## start

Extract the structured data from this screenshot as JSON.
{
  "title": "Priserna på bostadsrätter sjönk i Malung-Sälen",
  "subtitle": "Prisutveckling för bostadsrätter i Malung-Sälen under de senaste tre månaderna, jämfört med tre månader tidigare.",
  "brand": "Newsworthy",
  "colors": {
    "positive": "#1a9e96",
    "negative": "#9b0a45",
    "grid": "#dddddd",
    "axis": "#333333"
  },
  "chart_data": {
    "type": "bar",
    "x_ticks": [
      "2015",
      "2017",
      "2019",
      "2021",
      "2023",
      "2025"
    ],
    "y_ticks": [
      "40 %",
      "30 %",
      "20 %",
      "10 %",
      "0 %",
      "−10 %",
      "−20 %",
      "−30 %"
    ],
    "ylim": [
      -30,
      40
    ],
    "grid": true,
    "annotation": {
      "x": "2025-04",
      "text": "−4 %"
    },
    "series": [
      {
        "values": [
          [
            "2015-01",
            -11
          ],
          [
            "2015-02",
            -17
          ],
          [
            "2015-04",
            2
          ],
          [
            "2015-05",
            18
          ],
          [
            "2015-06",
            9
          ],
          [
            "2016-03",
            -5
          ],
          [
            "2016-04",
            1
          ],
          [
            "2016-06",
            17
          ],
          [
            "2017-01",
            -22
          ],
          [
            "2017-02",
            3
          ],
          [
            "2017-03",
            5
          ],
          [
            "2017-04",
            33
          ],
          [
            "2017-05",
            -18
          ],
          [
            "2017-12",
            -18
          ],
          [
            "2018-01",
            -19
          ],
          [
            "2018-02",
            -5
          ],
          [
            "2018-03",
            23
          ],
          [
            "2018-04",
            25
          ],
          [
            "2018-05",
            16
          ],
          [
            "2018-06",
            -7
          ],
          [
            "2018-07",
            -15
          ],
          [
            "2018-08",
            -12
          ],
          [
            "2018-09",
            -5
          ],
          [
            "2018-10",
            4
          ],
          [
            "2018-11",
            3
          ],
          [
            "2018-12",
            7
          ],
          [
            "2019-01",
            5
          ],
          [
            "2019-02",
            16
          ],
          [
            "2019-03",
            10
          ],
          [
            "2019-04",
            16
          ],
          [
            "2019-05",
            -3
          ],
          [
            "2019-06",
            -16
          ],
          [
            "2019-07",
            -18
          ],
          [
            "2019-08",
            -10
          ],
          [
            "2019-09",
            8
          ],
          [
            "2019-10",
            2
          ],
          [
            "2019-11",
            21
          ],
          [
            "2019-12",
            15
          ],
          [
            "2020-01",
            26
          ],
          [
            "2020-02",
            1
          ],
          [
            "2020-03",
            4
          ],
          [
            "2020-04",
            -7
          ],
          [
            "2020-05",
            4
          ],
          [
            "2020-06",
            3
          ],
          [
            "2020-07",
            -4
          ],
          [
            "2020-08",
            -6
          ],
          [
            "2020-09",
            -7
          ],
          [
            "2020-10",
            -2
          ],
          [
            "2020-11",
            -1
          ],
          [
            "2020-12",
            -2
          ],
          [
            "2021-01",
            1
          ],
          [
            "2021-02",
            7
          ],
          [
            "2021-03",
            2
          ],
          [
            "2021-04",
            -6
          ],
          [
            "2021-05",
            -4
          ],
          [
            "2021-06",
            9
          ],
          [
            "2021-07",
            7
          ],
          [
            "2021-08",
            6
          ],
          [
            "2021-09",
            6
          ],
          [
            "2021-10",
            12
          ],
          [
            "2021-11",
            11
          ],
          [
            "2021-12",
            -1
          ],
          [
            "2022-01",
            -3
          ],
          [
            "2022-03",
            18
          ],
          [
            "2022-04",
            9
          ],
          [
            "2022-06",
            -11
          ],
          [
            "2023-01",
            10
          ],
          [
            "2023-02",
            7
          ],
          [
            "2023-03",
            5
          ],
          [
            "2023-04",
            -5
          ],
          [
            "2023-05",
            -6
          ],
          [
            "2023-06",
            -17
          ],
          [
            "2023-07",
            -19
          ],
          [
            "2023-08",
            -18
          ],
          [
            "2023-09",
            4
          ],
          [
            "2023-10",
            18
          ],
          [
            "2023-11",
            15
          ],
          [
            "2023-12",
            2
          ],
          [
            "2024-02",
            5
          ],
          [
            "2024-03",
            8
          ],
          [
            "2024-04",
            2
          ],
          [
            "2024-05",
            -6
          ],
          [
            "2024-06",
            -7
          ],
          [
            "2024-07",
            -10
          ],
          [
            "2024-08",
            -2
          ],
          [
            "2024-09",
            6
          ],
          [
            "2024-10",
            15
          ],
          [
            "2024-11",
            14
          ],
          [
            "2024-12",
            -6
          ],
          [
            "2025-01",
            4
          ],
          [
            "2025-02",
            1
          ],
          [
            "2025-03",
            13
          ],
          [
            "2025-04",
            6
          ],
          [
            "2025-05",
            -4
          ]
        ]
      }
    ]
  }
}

## end

Extract every line above that contains the word "bostadsrätter".

  "title": "Priserna på bostadsrätter sjönk i Malung-Sälen",
  "subtitle": "Prisutveckling för bostadsrätter i Malung-Sälen under de senaste tre månaderna, jämfört med tre månader tidigare.",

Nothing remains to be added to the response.